[To be done] Without including any images, reproduce each entry exactly.

[Provided information]
────────────────────────────────────────
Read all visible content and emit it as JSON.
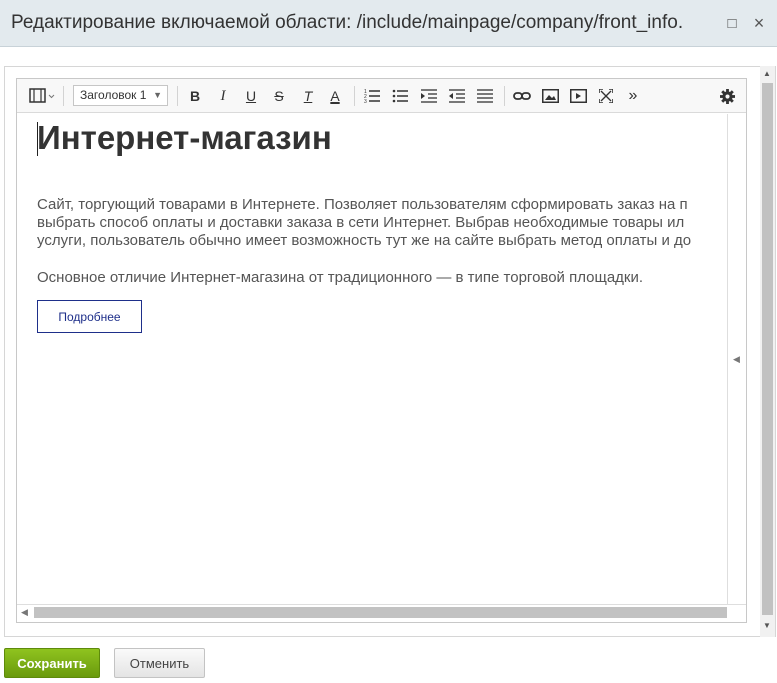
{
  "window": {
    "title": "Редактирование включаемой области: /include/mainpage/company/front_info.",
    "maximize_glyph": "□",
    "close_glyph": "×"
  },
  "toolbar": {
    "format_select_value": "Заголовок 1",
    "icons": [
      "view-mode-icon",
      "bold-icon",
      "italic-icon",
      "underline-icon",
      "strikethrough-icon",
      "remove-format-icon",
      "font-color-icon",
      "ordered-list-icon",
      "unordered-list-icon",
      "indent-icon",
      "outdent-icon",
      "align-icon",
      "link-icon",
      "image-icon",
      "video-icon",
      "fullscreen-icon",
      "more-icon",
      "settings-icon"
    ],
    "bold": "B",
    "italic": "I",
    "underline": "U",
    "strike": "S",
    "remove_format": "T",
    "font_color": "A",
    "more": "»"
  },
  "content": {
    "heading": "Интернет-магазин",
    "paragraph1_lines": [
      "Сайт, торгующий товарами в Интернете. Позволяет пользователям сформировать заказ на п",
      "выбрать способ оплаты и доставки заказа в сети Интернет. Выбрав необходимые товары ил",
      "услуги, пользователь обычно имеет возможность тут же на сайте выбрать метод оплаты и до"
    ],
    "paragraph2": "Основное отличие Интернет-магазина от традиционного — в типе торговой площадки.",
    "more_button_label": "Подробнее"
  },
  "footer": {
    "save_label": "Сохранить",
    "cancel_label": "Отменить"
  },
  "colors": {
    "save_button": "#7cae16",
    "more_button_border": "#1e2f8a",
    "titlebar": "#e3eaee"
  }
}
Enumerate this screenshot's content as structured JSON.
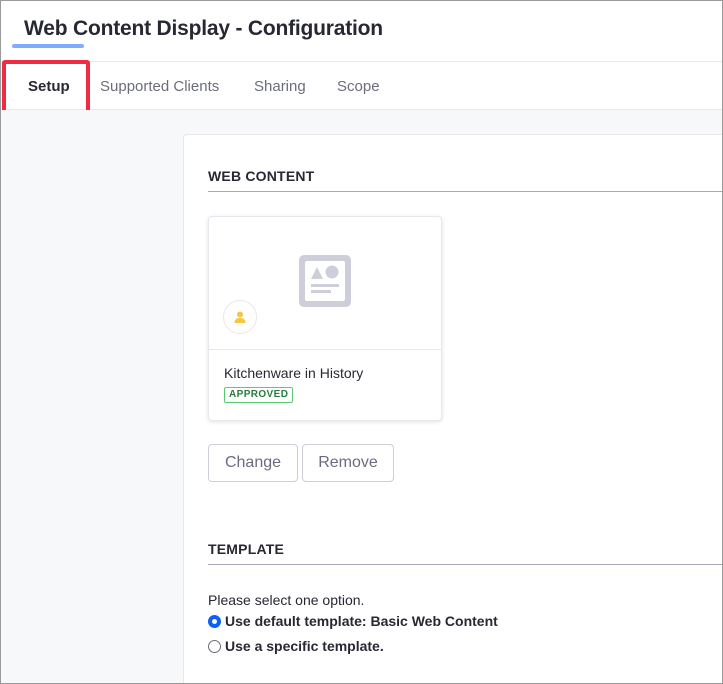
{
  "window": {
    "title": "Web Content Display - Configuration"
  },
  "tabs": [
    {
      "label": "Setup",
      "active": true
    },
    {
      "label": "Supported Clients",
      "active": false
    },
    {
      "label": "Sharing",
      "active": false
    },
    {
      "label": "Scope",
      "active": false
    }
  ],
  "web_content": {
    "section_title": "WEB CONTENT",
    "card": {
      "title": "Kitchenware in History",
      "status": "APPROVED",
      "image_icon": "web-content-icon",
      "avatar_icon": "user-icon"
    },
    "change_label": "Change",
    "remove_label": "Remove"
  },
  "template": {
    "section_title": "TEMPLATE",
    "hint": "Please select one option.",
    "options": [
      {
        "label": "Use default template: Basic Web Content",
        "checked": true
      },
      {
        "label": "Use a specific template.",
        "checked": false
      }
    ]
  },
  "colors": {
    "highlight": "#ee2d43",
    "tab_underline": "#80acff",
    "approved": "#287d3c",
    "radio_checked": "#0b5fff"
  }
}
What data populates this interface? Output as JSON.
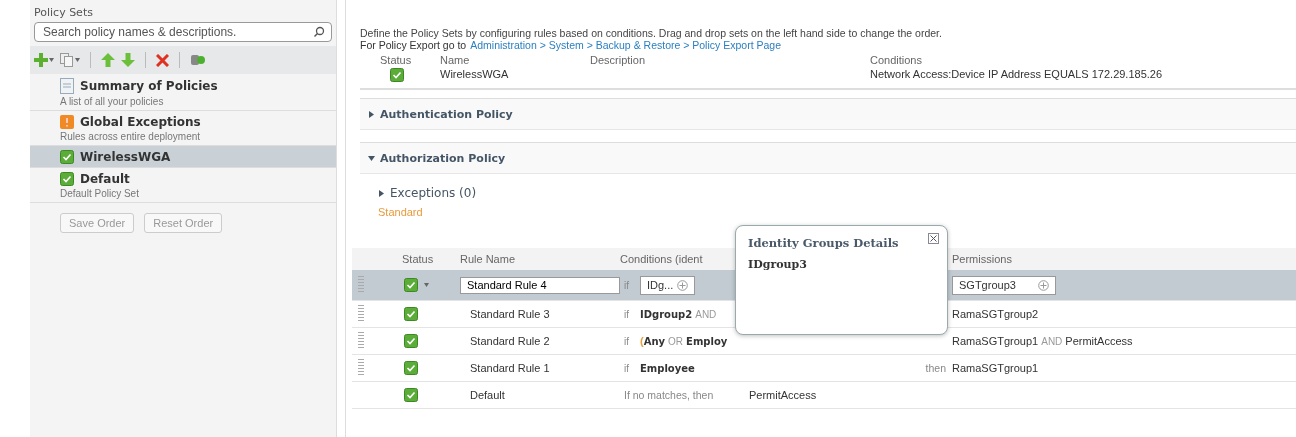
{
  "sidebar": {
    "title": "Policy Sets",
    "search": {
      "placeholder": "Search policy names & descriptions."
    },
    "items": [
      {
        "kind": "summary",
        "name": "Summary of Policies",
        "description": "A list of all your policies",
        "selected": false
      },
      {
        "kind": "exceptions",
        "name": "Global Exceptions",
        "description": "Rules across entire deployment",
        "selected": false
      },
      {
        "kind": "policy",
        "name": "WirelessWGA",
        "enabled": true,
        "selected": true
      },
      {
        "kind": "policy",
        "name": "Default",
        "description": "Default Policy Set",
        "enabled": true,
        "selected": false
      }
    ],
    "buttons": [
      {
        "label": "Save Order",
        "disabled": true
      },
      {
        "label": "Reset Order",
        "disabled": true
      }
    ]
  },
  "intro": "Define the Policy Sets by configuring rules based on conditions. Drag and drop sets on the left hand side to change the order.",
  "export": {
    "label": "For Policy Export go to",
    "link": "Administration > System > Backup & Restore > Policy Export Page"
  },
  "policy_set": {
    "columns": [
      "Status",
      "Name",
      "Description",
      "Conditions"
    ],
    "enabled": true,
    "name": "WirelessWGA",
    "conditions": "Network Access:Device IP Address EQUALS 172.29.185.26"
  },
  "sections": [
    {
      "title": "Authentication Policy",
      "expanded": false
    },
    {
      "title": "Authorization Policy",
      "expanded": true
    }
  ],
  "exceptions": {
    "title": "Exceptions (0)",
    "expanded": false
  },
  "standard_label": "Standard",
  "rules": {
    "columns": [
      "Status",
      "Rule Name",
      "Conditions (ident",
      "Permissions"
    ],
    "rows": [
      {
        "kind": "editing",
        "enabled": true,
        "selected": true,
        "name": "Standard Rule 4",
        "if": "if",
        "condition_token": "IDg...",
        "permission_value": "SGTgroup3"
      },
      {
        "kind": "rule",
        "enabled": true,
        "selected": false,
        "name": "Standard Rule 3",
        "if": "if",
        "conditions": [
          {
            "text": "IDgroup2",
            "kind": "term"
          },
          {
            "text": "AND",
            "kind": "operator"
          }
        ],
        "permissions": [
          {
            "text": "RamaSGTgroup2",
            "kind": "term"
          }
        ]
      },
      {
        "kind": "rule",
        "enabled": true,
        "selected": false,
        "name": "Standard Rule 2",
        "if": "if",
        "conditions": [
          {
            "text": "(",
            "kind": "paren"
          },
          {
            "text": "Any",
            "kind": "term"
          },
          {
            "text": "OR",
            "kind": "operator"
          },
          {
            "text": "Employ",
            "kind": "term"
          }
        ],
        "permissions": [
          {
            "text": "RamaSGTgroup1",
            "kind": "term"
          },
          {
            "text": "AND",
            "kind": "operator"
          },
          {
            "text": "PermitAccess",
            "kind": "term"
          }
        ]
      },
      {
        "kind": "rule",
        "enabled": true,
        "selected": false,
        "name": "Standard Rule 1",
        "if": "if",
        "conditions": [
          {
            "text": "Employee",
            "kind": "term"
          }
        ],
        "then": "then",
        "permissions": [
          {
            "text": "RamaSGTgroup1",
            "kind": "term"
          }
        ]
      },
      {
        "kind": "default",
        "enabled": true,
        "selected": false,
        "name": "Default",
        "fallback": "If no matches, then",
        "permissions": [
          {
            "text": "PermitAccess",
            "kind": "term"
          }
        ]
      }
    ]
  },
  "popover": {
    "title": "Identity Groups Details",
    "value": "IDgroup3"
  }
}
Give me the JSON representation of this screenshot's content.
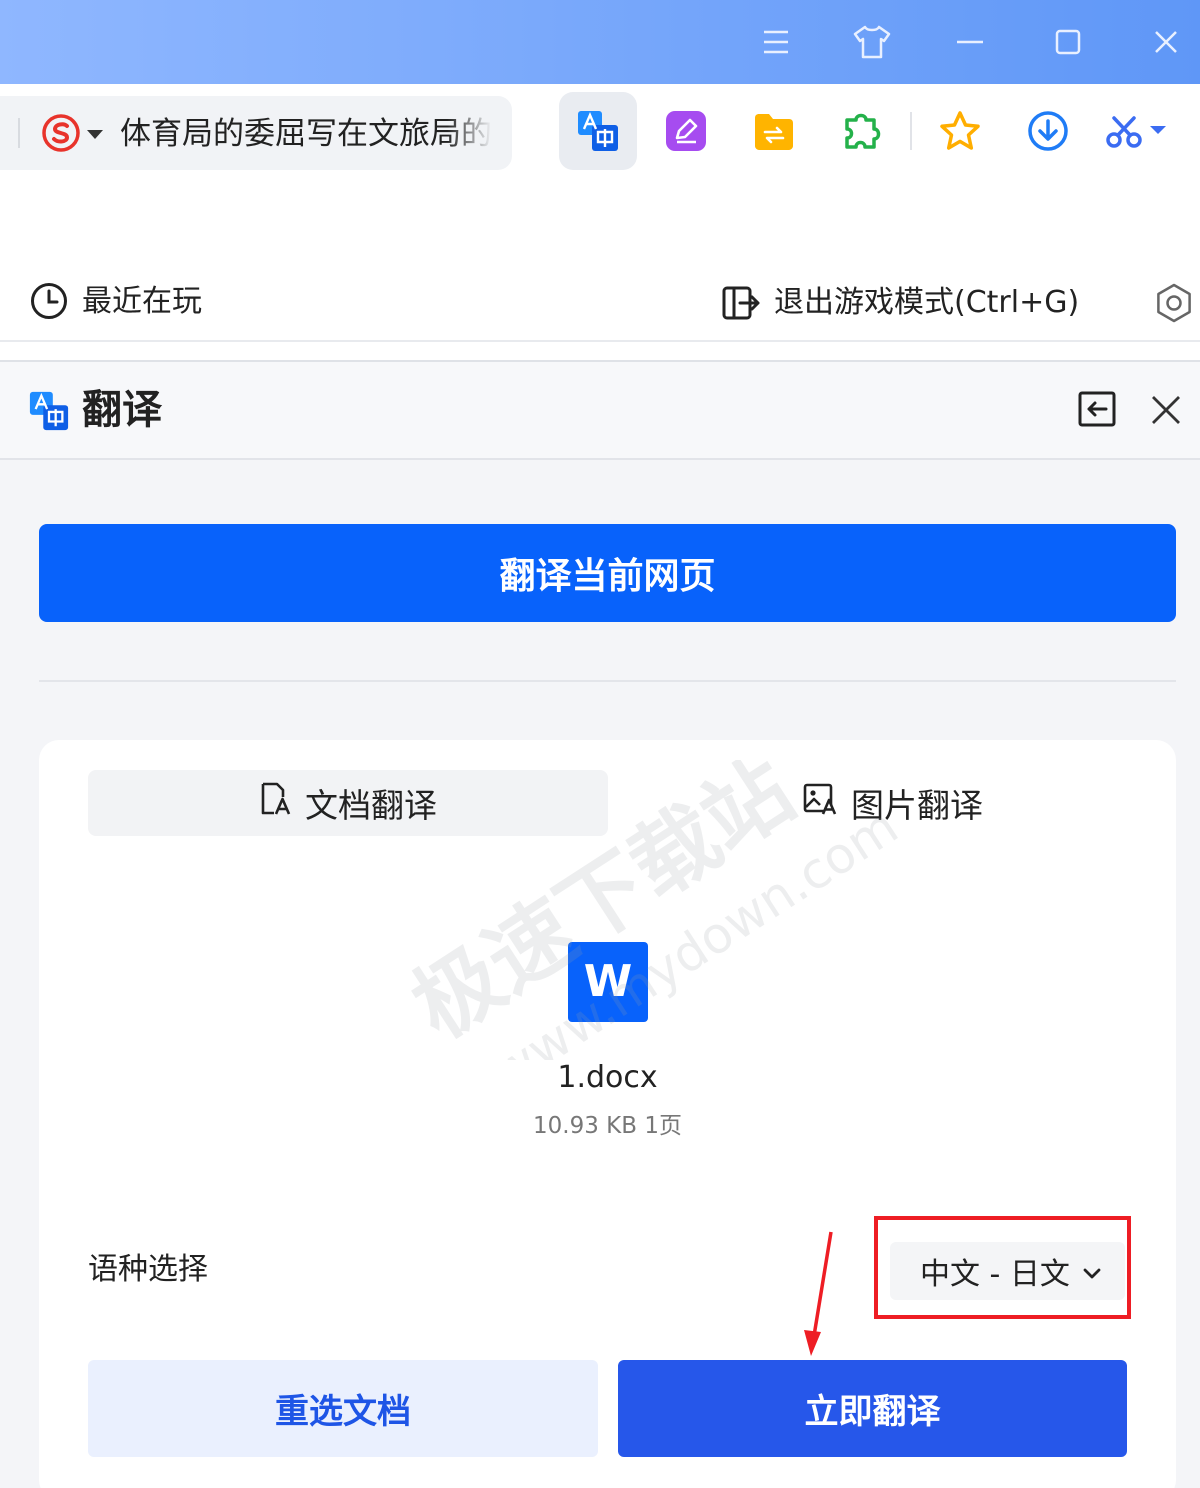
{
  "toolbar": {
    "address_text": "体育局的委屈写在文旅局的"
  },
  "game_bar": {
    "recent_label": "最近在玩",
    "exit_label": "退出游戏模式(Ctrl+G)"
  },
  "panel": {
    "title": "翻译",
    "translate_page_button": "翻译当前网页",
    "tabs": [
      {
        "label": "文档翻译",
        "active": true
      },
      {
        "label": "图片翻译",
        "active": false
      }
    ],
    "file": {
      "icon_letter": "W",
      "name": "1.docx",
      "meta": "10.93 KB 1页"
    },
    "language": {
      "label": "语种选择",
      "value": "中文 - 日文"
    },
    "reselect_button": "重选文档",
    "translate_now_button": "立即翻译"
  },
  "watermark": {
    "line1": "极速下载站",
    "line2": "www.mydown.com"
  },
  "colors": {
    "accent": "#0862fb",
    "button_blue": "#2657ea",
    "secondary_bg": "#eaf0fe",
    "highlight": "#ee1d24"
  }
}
────────────────────────────────────────
[Result of the exercise]
Read all visible content and emit it as JSON.
{
  "window": {
    "title": "Редактирование включаемой области: /include/mainpage/company/front_info.",
    "maximize_glyph": "□",
    "close_glyph": "×"
  },
  "toolbar": {
    "format_select_value": "Заголовок 1",
    "icons": [
      "view-mode-icon",
      "bold-icon",
      "italic-icon",
      "underline-icon",
      "strikethrough-icon",
      "remove-format-icon",
      "font-color-icon",
      "ordered-list-icon",
      "unordered-list-icon",
      "indent-icon",
      "outdent-icon",
      "align-icon",
      "link-icon",
      "image-icon",
      "video-icon",
      "fullscreen-icon",
      "more-icon",
      "settings-icon"
    ],
    "bold": "B",
    "italic": "I",
    "underline": "U",
    "strike": "S",
    "remove_format": "T",
    "font_color": "A",
    "more": "»"
  },
  "content": {
    "heading": "Интернет-магазин",
    "paragraph1_lines": [
      "Сайт, торгующий товарами в Интернете. Позволяет пользователям сформировать заказ на п",
      "выбрать способ оплаты и доставки заказа в сети Интернет. Выбрав необходимые товары ил",
      "услуги, пользователь обычно имеет возможность тут же на сайте выбрать метод оплаты и до"
    ],
    "paragraph2": "Основное отличие Интернет-магазина от традиционного — в типе торговой площадки.",
    "more_button_label": "Подробнее"
  },
  "footer": {
    "save_label": "Сохранить",
    "cancel_label": "Отменить"
  },
  "colors": {
    "save_button": "#7cae16",
    "more_button_border": "#1e2f8a",
    "titlebar": "#e3eaee"
  }
}
Enumerate this screenshot's content as structured JSON.
{
  "window": {
    "title": "Web Content Display - Configuration"
  },
  "tabs": [
    {
      "label": "Setup",
      "active": true
    },
    {
      "label": "Supported Clients",
      "active": false
    },
    {
      "label": "Sharing",
      "active": false
    },
    {
      "label": "Scope",
      "active": false
    }
  ],
  "web_content": {
    "section_title": "WEB CONTENT",
    "card": {
      "title": "Kitchenware in History",
      "status": "APPROVED",
      "image_icon": "web-content-icon",
      "avatar_icon": "user-icon"
    },
    "change_label": "Change",
    "remove_label": "Remove"
  },
  "template": {
    "section_title": "TEMPLATE",
    "hint": "Please select one option.",
    "options": [
      {
        "label": "Use default template: Basic Web Content",
        "checked": true
      },
      {
        "label": "Use a specific template.",
        "checked": false
      }
    ]
  },
  "colors": {
    "highlight": "#ee2d43",
    "tab_underline": "#80acff",
    "approved": "#287d3c",
    "radio_checked": "#0b5fff"
  }
}
What data populates this interface? Output as JSON.
{
  "sidebar": {
    "title": "Policy Sets",
    "search": {
      "placeholder": "Search policy names & descriptions."
    },
    "items": [
      {
        "kind": "summary",
        "name": "Summary of Policies",
        "description": "A list of all your policies",
        "selected": false
      },
      {
        "kind": "exceptions",
        "name": "Global Exceptions",
        "description": "Rules across entire deployment",
        "selected": false
      },
      {
        "kind": "policy",
        "name": "WirelessWGA",
        "enabled": true,
        "selected": true
      },
      {
        "kind": "policy",
        "name": "Default",
        "description": "Default Policy Set",
        "enabled": true,
        "selected": false
      }
    ],
    "buttons": [
      {
        "label": "Save Order",
        "disabled": true
      },
      {
        "label": "Reset Order",
        "disabled": true
      }
    ]
  },
  "intro": "Define the Policy Sets by configuring rules based on conditions. Drag and drop sets on the left hand side to change the order.",
  "export": {
    "label": "For Policy Export go to",
    "link": "Administration > System > Backup & Restore > Policy Export Page"
  },
  "policy_set": {
    "columns": [
      "Status",
      "Name",
      "Description",
      "Conditions"
    ],
    "enabled": true,
    "name": "WirelessWGA",
    "conditions": "Network Access:Device IP Address EQUALS 172.29.185.26"
  },
  "sections": [
    {
      "title": "Authentication Policy",
      "expanded": false
    },
    {
      "title": "Authorization Policy",
      "expanded": true
    }
  ],
  "exceptions": {
    "title": "Exceptions (0)",
    "expanded": false
  },
  "standard_label": "Standard",
  "rules": {
    "columns": [
      "Status",
      "Rule Name",
      "Conditions (ident",
      "Permissions"
    ],
    "rows": [
      {
        "kind": "editing",
        "enabled": true,
        "selected": true,
        "name": "Standard Rule 4",
        "if": "if",
        "condition_token": "IDg...",
        "permission_value": "SGTgroup3"
      },
      {
        "kind": "rule",
        "enabled": true,
        "selected": false,
        "name": "Standard Rule 3",
        "if": "if",
        "conditions": [
          {
            "text": "IDgroup2",
            "kind": "term"
          },
          {
            "text": "AND",
            "kind": "operator"
          }
        ],
        "permissions": [
          {
            "text": "RamaSGTgroup2",
            "kind": "term"
          }
        ]
      },
      {
        "kind": "rule",
        "enabled": true,
        "selected": false,
        "name": "Standard Rule 2",
        "if": "if",
        "conditions": [
          {
            "text": "(",
            "kind": "paren"
          },
          {
            "text": "Any",
            "kind": "term"
          },
          {
            "text": "OR",
            "kind": "operator"
          },
          {
            "text": "Employ",
            "kind": "term"
          }
        ],
        "permissions": [
          {
            "text": "RamaSGTgroup1",
            "kind": "term"
          },
          {
            "text": "AND",
            "kind": "operator"
          },
          {
            "text": "PermitAccess",
            "kind": "term"
          }
        ]
      },
      {
        "kind": "rule",
        "enabled": true,
        "selected": false,
        "name": "Standard Rule 1",
        "if": "if",
        "conditions": [
          {
            "text": "Employee",
            "kind": "term"
          }
        ],
        "then": "then",
        "permissions": [
          {
            "text": "RamaSGTgroup1",
            "kind": "term"
          }
        ]
      },
      {
        "kind": "default",
        "enabled": true,
        "selected": false,
        "name": "Default",
        "fallback": "If no matches, then",
        "permissions": [
          {
            "text": "PermitAccess",
            "kind": "term"
          }
        ]
      }
    ]
  },
  "popover": {
    "title": "Identity Groups Details",
    "value": "IDgroup3"
  }
}
Give me the JSON representation of this screenshot's content.
{
  "toolbar": {
    "address_text": "体育局的委屈写在文旅局的"
  },
  "game_bar": {
    "recent_label": "最近在玩",
    "exit_label": "退出游戏模式(Ctrl+G)"
  },
  "panel": {
    "title": "翻译",
    "translate_page_button": "翻译当前网页",
    "tabs": [
      {
        "label": "文档翻译",
        "active": true
      },
      {
        "label": "图片翻译",
        "active": false
      }
    ],
    "file": {
      "icon_letter": "W",
      "name": "1.docx",
      "meta": "10.93 KB 1页"
    },
    "language": {
      "label": "语种选择",
      "value": "中文 - 日文"
    },
    "reselect_button": "重选文档",
    "translate_now_button": "立即翻译"
  },
  "watermark": {
    "line1": "极速下载站",
    "line2": "www.mydown.com"
  },
  "colors": {
    "accent": "#0862fb",
    "button_blue": "#2657ea",
    "secondary_bg": "#eaf0fe",
    "highlight": "#ee1d24"
  }
}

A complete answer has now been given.